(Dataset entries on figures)
• • •

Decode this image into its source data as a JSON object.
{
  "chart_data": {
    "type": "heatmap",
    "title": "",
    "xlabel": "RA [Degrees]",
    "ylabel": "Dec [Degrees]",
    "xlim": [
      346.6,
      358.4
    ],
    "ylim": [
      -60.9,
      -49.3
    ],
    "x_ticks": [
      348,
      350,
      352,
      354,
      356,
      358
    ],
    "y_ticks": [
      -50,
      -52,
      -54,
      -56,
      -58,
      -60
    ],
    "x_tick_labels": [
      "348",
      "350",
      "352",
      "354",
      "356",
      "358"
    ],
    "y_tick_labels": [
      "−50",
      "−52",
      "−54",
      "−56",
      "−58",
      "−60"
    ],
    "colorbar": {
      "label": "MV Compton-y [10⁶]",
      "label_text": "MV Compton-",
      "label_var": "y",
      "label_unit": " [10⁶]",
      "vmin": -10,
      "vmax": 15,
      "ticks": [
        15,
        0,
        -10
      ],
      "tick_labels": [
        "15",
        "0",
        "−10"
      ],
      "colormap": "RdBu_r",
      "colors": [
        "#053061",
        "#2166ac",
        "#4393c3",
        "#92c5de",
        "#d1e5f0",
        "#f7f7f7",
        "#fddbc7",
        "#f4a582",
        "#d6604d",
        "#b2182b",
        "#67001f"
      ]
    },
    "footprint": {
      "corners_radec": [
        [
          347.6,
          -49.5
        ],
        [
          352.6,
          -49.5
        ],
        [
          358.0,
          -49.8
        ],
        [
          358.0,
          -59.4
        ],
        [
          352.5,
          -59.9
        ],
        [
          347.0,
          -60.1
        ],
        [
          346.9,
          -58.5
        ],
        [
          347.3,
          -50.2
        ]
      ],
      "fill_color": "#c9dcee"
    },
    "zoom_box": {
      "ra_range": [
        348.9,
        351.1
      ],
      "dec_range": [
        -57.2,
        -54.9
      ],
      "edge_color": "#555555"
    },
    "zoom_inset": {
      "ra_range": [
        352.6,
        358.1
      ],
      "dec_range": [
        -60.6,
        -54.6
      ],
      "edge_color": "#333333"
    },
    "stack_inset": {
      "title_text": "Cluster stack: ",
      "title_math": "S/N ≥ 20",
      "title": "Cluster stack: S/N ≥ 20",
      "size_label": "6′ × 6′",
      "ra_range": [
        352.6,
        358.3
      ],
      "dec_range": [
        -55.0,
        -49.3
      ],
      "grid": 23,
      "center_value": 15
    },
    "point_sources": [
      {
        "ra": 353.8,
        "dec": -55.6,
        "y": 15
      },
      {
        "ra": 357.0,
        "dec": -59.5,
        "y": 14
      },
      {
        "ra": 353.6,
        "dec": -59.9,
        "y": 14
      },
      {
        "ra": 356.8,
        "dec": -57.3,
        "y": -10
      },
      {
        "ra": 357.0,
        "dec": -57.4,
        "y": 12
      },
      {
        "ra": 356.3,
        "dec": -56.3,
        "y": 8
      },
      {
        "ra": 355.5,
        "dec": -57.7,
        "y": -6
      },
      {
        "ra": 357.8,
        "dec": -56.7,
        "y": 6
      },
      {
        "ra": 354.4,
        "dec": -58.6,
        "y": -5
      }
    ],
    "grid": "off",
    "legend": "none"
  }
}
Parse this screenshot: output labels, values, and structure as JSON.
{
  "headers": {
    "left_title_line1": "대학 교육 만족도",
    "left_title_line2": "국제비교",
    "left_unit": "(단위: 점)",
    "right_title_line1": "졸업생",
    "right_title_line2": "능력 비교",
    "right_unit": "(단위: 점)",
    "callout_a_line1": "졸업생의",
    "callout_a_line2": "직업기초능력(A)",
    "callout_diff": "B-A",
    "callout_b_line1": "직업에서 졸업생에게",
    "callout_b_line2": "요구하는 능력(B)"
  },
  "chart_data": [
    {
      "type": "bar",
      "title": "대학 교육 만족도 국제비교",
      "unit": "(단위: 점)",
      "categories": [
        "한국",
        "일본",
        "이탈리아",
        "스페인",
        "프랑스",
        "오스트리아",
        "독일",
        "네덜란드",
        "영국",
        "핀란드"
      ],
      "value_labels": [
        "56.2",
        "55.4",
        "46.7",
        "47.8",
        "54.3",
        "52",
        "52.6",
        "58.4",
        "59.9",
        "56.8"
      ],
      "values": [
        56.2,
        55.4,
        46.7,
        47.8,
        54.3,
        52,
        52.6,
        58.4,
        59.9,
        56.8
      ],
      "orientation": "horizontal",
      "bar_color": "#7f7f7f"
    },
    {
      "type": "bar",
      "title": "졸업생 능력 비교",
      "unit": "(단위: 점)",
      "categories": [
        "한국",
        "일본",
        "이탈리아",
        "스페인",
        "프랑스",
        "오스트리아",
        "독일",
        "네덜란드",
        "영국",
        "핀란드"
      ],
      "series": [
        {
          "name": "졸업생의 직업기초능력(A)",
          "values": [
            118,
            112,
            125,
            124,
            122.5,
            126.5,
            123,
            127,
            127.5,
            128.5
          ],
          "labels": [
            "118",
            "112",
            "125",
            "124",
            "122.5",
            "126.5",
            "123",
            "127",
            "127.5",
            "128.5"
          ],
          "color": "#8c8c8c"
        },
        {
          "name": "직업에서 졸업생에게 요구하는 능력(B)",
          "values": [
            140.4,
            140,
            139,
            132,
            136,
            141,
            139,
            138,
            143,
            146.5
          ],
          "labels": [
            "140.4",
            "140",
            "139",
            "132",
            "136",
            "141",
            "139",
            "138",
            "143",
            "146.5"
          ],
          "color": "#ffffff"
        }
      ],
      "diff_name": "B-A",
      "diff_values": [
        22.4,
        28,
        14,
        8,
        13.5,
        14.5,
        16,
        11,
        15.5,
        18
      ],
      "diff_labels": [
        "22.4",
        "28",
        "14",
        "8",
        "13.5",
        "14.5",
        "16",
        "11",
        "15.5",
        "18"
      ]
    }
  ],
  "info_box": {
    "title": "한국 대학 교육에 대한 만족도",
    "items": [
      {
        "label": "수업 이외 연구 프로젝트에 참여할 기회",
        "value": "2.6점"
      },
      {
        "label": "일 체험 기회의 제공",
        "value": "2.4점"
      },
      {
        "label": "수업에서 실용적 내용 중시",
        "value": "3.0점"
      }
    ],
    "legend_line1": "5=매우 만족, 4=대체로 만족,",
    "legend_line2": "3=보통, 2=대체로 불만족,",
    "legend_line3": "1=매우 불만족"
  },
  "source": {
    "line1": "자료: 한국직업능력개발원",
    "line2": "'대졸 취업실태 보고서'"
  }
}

• • •

Nothing in the data may differ; print all of it exactly as written.

Decode this image into its source data as a JSON object.
{
  "chart_data": {
    "type": "heatmap",
    "title": "",
    "xlabel": "RA [Degrees]",
    "ylabel": "Dec [Degrees]",
    "xlim": [
      346.6,
      358.4
    ],
    "ylim": [
      -60.9,
      -49.3
    ],
    "x_ticks": [
      348,
      350,
      352,
      354,
      356,
      358
    ],
    "y_ticks": [
      -50,
      -52,
      -54,
      -56,
      -58,
      -60
    ],
    "x_tick_labels": [
      "348",
      "350",
      "352",
      "354",
      "356",
      "358"
    ],
    "y_tick_labels": [
      "−50",
      "−52",
      "−54",
      "−56",
      "−58",
      "−60"
    ],
    "colorbar": {
      "label": "MV Compton-y [10⁶]",
      "label_text": "MV Compton-",
      "label_var": "y",
      "label_unit": " [10⁶]",
      "vmin": -10,
      "vmax": 15,
      "ticks": [
        15,
        0,
        -10
      ],
      "tick_labels": [
        "15",
        "0",
        "−10"
      ],
      "colormap": "RdBu_r",
      "colors": [
        "#053061",
        "#2166ac",
        "#4393c3",
        "#92c5de",
        "#d1e5f0",
        "#f7f7f7",
        "#fddbc7",
        "#f4a582",
        "#d6604d",
        "#b2182b",
        "#67001f"
      ]
    },
    "footprint": {
      "corners_radec": [
        [
          347.6,
          -49.5
        ],
        [
          352.6,
          -49.5
        ],
        [
          358.0,
          -49.8
        ],
        [
          358.0,
          -59.4
        ],
        [
          352.5,
          -59.9
        ],
        [
          347.0,
          -60.1
        ],
        [
          346.9,
          -58.5
        ],
        [
          347.3,
          -50.2
        ]
      ],
      "fill_color": "#c9dcee"
    },
    "zoom_box": {
      "ra_range": [
        348.9,
        351.1
      ],
      "dec_range": [
        -57.2,
        -54.9
      ],
      "edge_color": "#555555"
    },
    "zoom_inset": {
      "ra_range": [
        352.6,
        358.1
      ],
      "dec_range": [
        -60.6,
        -54.6
      ],
      "edge_color": "#333333"
    },
    "stack_inset": {
      "title_text": "Cluster stack: ",
      "title_math": "S/N ≥ 20",
      "title": "Cluster stack: S/N ≥ 20",
      "size_label": "6′ × 6′",
      "ra_range": [
        352.6,
        358.3
      ],
      "dec_range": [
        -55.0,
        -49.3
      ],
      "grid": 23,
      "center_value": 15
    },
    "point_sources": [
      {
        "ra": 353.8,
        "dec": -55.6,
        "y": 15
      },
      {
        "ra": 357.0,
        "dec": -59.5,
        "y": 14
      },
      {
        "ra": 353.6,
        "dec": -59.9,
        "y": 14
      },
      {
        "ra": 356.8,
        "dec": -57.3,
        "y": -10
      },
      {
        "ra": 357.0,
        "dec": -57.4,
        "y": 12
      },
      {
        "ra": 356.3,
        "dec": -56.3,
        "y": 8
      },
      {
        "ra": 355.5,
        "dec": -57.7,
        "y": -6
      },
      {
        "ra": 357.8,
        "dec": -56.7,
        "y": 6
      },
      {
        "ra": 354.4,
        "dec": -58.6,
        "y": -5
      }
    ],
    "grid": "off",
    "legend": "none"
  }
}
Parse this screenshot: output labels, values, and structure as JSON.
{
  "headers": {
    "left_title_line1": "대학 교육 만족도",
    "left_title_line2": "국제비교",
    "left_unit": "(단위: 점)",
    "right_title_line1": "졸업생",
    "right_title_line2": "능력 비교",
    "right_unit": "(단위: 점)",
    "callout_a_line1": "졸업생의",
    "callout_a_line2": "직업기초능력(A)",
    "callout_diff": "B-A",
    "callout_b_line1": "직업에서 졸업생에게",
    "callout_b_line2": "요구하는 능력(B)"
  },
  "chart_data": [
    {
      "type": "bar",
      "title": "대학 교육 만족도 국제비교",
      "unit": "(단위: 점)",
      "categories": [
        "한국",
        "일본",
        "이탈리아",
        "스페인",
        "프랑스",
        "오스트리아",
        "독일",
        "네덜란드",
        "영국",
        "핀란드"
      ],
      "value_labels": [
        "56.2",
        "55.4",
        "46.7",
        "47.8",
        "54.3",
        "52",
        "52.6",
        "58.4",
        "59.9",
        "56.8"
      ],
      "values": [
        56.2,
        55.4,
        46.7,
        47.8,
        54.3,
        52,
        52.6,
        58.4,
        59.9,
        56.8
      ],
      "orientation": "horizontal",
      "bar_color": "#7f7f7f"
    },
    {
      "type": "bar",
      "title": "졸업생 능력 비교",
      "unit": "(단위: 점)",
      "categories": [
        "한국",
        "일본",
        "이탈리아",
        "스페인",
        "프랑스",
        "오스트리아",
        "독일",
        "네덜란드",
        "영국",
        "핀란드"
      ],
      "series": [
        {
          "name": "졸업생의 직업기초능력(A)",
          "values": [
            118,
            112,
            125,
            124,
            122.5,
            126.5,
            123,
            127,
            127.5,
            128.5
          ],
          "labels": [
            "118",
            "112",
            "125",
            "124",
            "122.5",
            "126.5",
            "123",
            "127",
            "127.5",
            "128.5"
          ],
          "color": "#8c8c8c"
        },
        {
          "name": "직업에서 졸업생에게 요구하는 능력(B)",
          "values": [
            140.4,
            140,
            139,
            132,
            136,
            141,
            139,
            138,
            143,
            146.5
          ],
          "labels": [
            "140.4",
            "140",
            "139",
            "132",
            "136",
            "141",
            "139",
            "138",
            "143",
            "146.5"
          ],
          "color": "#ffffff"
        }
      ],
      "diff_name": "B-A",
      "diff_values": [
        22.4,
        28,
        14,
        8,
        13.5,
        14.5,
        16,
        11,
        15.5,
        18
      ],
      "diff_labels": [
        "22.4",
        "28",
        "14",
        "8",
        "13.5",
        "14.5",
        "16",
        "11",
        "15.5",
        "18"
      ]
    }
  ],
  "info_box": {
    "title": "한국 대학 교육에 대한 만족도",
    "items": [
      {
        "label": "수업 이외 연구 프로젝트에 참여할 기회",
        "value": "2.6점"
      },
      {
        "label": "일 체험 기회의 제공",
        "value": "2.4점"
      },
      {
        "label": "수업에서 실용적 내용 중시",
        "value": "3.0점"
      }
    ],
    "legend_line1": "5=매우 만족, 4=대체로 만족,",
    "legend_line2": "3=보통, 2=대체로 불만족,",
    "legend_line3": "1=매우 불만족"
  },
  "source": {
    "line1": "자료: 한국직업능력개발원",
    "line2": "'대졸 취업실태 보고서'"
  }
}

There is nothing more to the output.